-- Start of Records for this task --
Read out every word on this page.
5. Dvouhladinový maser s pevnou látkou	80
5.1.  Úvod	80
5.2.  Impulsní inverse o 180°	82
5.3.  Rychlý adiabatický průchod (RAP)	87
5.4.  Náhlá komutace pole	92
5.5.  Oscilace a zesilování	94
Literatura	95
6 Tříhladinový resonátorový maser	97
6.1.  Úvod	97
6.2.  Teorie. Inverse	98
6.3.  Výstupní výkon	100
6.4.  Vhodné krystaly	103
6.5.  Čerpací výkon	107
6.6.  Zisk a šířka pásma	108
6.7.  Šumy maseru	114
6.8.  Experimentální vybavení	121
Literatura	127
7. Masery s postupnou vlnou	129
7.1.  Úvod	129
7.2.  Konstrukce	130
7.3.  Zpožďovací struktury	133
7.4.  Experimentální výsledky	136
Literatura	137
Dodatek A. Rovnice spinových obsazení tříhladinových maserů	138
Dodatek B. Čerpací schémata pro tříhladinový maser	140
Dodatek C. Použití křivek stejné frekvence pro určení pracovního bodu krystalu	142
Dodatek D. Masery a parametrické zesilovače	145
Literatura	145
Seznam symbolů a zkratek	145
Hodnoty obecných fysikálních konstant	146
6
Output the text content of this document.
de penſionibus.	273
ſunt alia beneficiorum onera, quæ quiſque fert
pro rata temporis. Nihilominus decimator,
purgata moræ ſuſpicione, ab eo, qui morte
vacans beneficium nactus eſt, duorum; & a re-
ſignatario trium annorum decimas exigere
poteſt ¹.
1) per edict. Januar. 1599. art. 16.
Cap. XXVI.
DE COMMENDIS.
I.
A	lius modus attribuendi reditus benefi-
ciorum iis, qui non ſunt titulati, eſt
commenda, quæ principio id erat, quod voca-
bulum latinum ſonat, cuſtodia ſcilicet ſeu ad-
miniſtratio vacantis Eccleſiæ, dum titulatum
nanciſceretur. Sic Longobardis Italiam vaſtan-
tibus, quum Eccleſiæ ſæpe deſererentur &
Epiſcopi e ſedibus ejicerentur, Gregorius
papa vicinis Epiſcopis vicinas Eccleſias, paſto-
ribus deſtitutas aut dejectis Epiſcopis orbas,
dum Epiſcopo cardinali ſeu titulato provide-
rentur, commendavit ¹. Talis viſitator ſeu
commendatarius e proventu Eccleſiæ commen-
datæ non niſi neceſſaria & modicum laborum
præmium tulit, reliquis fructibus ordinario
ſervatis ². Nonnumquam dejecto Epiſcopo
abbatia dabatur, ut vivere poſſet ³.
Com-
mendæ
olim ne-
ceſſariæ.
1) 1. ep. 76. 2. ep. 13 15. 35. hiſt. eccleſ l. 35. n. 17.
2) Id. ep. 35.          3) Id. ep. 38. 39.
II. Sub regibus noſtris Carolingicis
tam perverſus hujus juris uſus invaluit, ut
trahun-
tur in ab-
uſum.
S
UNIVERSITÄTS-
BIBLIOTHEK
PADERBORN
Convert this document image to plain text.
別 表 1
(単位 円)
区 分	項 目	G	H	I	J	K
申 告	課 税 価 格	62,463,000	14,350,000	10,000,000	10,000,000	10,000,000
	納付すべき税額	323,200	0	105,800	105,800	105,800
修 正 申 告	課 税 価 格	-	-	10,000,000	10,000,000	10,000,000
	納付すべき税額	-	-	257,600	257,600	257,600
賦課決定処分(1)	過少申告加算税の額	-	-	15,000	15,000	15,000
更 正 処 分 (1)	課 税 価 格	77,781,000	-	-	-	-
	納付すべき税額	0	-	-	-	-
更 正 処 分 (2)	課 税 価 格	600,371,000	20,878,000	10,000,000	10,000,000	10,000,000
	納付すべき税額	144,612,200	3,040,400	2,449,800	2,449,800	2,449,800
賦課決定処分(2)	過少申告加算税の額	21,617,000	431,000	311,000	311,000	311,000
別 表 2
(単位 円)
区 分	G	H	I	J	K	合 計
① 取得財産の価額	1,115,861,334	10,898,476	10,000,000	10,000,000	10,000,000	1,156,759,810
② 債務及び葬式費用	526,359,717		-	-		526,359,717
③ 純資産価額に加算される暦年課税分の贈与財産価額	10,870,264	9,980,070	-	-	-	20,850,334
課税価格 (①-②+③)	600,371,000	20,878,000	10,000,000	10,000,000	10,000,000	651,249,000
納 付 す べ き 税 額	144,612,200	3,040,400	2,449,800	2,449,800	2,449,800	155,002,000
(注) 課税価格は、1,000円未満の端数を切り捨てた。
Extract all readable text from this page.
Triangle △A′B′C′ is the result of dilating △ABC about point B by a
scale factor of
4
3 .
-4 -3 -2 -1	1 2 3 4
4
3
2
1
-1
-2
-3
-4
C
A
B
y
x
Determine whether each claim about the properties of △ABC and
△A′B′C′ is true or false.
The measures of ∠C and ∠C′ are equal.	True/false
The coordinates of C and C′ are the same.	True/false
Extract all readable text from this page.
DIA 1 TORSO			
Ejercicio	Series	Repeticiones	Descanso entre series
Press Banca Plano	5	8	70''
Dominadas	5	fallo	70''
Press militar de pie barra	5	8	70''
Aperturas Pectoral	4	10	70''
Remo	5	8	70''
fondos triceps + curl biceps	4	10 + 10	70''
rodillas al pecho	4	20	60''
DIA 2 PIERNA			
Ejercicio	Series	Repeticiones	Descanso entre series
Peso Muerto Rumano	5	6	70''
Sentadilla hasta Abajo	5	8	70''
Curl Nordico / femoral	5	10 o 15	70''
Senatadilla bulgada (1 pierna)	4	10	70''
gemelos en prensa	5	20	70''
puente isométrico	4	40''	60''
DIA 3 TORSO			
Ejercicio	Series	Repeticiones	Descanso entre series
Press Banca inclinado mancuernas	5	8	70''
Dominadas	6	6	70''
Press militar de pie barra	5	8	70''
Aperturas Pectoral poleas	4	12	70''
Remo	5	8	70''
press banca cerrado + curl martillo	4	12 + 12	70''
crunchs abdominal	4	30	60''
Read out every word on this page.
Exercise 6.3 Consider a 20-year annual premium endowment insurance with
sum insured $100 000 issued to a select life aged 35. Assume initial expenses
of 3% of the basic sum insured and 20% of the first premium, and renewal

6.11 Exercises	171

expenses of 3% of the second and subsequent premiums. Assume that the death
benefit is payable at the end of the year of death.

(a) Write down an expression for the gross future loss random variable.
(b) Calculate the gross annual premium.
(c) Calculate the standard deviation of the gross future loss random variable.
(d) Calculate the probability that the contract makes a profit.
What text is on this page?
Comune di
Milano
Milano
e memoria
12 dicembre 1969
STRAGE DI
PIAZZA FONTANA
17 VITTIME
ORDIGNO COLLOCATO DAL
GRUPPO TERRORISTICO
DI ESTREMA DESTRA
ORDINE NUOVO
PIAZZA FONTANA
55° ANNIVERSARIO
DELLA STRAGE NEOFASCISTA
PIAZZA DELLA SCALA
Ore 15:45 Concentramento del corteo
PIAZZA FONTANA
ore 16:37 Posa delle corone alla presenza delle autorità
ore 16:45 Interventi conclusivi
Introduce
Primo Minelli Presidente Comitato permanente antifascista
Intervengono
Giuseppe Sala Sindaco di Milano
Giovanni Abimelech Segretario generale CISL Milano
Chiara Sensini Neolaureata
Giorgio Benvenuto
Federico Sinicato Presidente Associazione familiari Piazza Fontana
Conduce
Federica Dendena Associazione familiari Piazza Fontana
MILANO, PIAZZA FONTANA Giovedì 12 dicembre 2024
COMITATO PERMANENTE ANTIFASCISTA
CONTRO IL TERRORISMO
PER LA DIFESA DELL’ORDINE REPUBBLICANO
-- End of Records for this task --
» Required task: Please copy out each record, character for character.

» Exercise result:
Read out every word on this page.
5. Dvouhladinový maser s pevnou látkou	80
5.1.  Úvod	80
5.2.  Impulsní inverse o 180°	82
5.3.  Rychlý adiabatický průchod (RAP)	87
5.4.  Náhlá komutace pole	92
5.5.  Oscilace a zesilování	94
Literatura	95
6 Tříhladinový resonátorový maser	97
6.1.  Úvod	97
6.2.  Teorie. Inverse	98
6.3.  Výstupní výkon	100
6.4.  Vhodné krystaly	103
6.5.  Čerpací výkon	107
6.6.  Zisk a šířka pásma	108
6.7.  Šumy maseru	114
6.8.  Experimentální vybavení	121
Literatura	127
7. Masery s postupnou vlnou	129
7.1.  Úvod	129
7.2.  Konstrukce	130
7.3.  Zpožďovací struktury	133
7.4.  Experimentální výsledky	136
Literatura	137
Dodatek A. Rovnice spinových obsazení tříhladinových maserů	138
Dodatek B. Čerpací schémata pro tříhladinový maser	140
Dodatek C. Použití křivek stejné frekvence pro určení pracovního bodu krystalu	142
Dodatek D. Masery a parametrické zesilovače	145
Literatura	145
Seznam symbolů a zkratek	145
Hodnoty obecných fysikálních konstant	146
6
Output the text content of this document.
de penſionibus.	273
ſunt alia beneficiorum onera, quæ quiſque fert
pro rata temporis. Nihilominus decimator,
purgata moræ ſuſpicione, ab eo, qui morte
vacans beneficium nactus eſt, duorum; & a re-
ſignatario trium annorum decimas exigere
poteſt ¹.
1) per edict. Januar. 1599. art. 16.
Cap. XXVI.
DE COMMENDIS.
I.
A	lius modus attribuendi reditus benefi-
ciorum iis, qui non ſunt titulati, eſt
commenda, quæ principio id erat, quod voca-
bulum latinum ſonat, cuſtodia ſcilicet ſeu ad-
miniſtratio vacantis Eccleſiæ, dum titulatum
nanciſceretur. Sic Longobardis Italiam vaſtan-
tibus, quum Eccleſiæ ſæpe deſererentur &
Epiſcopi e ſedibus ejicerentur, Gregorius
papa vicinis Epiſcopis vicinas Eccleſias, paſto-
ribus deſtitutas aut dejectis Epiſcopis orbas,
dum Epiſcopo cardinali ſeu titulato provide-
rentur, commendavit ¹. Talis viſitator ſeu
commendatarius e proventu Eccleſiæ commen-
datæ non niſi neceſſaria & modicum laborum
præmium tulit, reliquis fructibus ordinario
ſervatis ². Nonnumquam dejecto Epiſcopo
abbatia dabatur, ut vivere poſſet ³.
Com-
mendæ
olim ne-
ceſſariæ.
1) 1. ep. 76. 2. ep. 13 15. 35. hiſt. eccleſ l. 35. n. 17.
2) Id. ep. 35.          3) Id. ep. 38. 39.
II. Sub regibus noſtris Carolingicis
tam perverſus hujus juris uſus invaluit, ut
trahun-
tur in ab-
uſum.
S
UNIVERSITÄTS-
BIBLIOTHEK
PADERBORN
Convert this document image to plain text.
別 表 1
(単位 円)
区 分	項 目	G	H	I	J	K
申 告	課 税 価 格	62,463,000	14,350,000	10,000,000	10,000,000	10,000,000
	納付すべき税額	323,200	0	105,800	105,800	105,800
修 正 申 告	課 税 価 格	-	-	10,000,000	10,000,000	10,000,000
	納付すべき税額	-	-	257,600	257,600	257,600
賦課決定処分(1)	過少申告加算税の額	-	-	15,000	15,000	15,000
更 正 処 分 (1)	課 税 価 格	77,781,000	-	-	-	-
	納付すべき税額	0	-	-	-	-
更 正 処 分 (2)	課 税 価 格	600,371,000	20,878,000	10,000,000	10,000,000	10,000,000
	納付すべき税額	144,612,200	3,040,400	2,449,800	2,449,800	2,449,800
賦課決定処分(2)	過少申告加算税の額	21,617,000	431,000	311,000	311,000	311,000
別 表 2
(単位 円)
区 分	G	H	I	J	K	合 計
① 取得財産の価額	1,115,861,334	10,898,476	10,000,000	10,000,000	10,000,000	1,156,759,810
② 債務及び葬式費用	526,359,717		-	-		526,359,717
③ 純資産価額に加算される暦年課税分の贈与財産価額	10,870,264	9,980,070	-	-	-	20,850,334
課税価格 (①-②+③)	600,371,000	20,878,000	10,000,000	10,000,000	10,000,000	651,249,000
納 付 す べ き 税 額	144,612,200	3,040,400	2,449,800	2,449,800	2,449,800	155,002,000
(注) 課税価格は、1,000円未満の端数を切り捨てた。
Extract all readable text from this page.
Triangle △A′B′C′ is the result of dilating △ABC about point B by a
scale factor of
4
3 .
-4 -3 -2 -1	1 2 3 4
4
3
2
1
-1
-2
-3
-4
C
A
B
y
x
Determine whether each claim about the properties of △ABC and
△A′B′C′ is true or false.
The measures of ∠C and ∠C′ are equal.	True/false
The coordinates of C and C′ are the same.	True/false
Extract all readable text from this page.
DIA 1 TORSO			
Ejercicio	Series	Repeticiones	Descanso entre series
Press Banca Plano	5	8	70''
Dominadas	5	fallo	70''
Press militar de pie barra	5	8	70''
Aperturas Pectoral	4	10	70''
Remo	5	8	70''
fondos triceps + curl biceps	4	10 + 10	70''
rodillas al pecho	4	20	60''
DIA 2 PIERNA			
Ejercicio	Series	Repeticiones	Descanso entre series
Peso Muerto Rumano	5	6	70''
Sentadilla hasta Abajo	5	8	70''
Curl Nordico / femoral	5	10 o 15	70''
Senatadilla bulgada (1 pierna)	4	10	70''
gemelos en prensa	5	20	70''
puente isométrico	4	40''	60''
DIA 3 TORSO			
Ejercicio	Series	Repeticiones	Descanso entre series
Press Banca inclinado mancuernas	5	8	70''
Dominadas	6	6	70''
Press militar de pie barra	5	8	70''
Aperturas Pectoral poleas	4	12	70''
Remo	5	8	70''
press banca cerrado + curl martillo	4	12 + 12	70''
crunchs abdominal	4	30	60''
Read out every word on this page.
Exercise 6.3 Consider a 20-year annual premium endowment insurance with
sum insured $100 000 issued to a select life aged 35. Assume initial expenses
of 3% of the basic sum insured and 20% of the first premium, and renewal

6.11 Exercises	171

expenses of 3% of the second and subsequent premiums. Assume that the death
benefit is payable at the end of the year of death.

(a) Write down an expression for the gross future loss random variable.
(b) Calculate the gross annual premium.
(c) Calculate the standard deviation of the gross future loss random variable.
(d) Calculate the probability that the contract makes a profit.
What text is on this page?
Comune di
Milano
Milano
e memoria
12 dicembre 1969
STRAGE DI
PIAZZA FONTANA
17 VITTIME
ORDIGNO COLLOCATO DAL
GRUPPO TERRORISTICO
DI ESTREMA DESTRA
ORDINE NUOVO
PIAZZA FONTANA
55° ANNIVERSARIO
DELLA STRAGE NEOFASCISTA
PIAZZA DELLA SCALA
Ore 15:45 Concentramento del corteo
PIAZZA FONTANA
ore 16:37 Posa delle corone alla presenza delle autorità
ore 16:45 Interventi conclusivi
Introduce
Primo Minelli Presidente Comitato permanente antifascista
Intervengono
Giuseppe Sala Sindaco di Milano
Giovanni Abimelech Segretario generale CISL Milano
Chiara Sensini Neolaureata
Giorgio Benvenuto
Federico Sinicato Presidente Associazione familiari Piazza Fontana
Conduce
Federica Dendena Associazione familiari Piazza Fontana
MILANO, PIAZZA FONTANA Giovedì 12 dicembre 2024
COMITATO PERMANENTE ANTIFASCISTA
CONTRO IL TERRORISMO
PER LA DIFESA DELL’ORDINE REPUBBLICANO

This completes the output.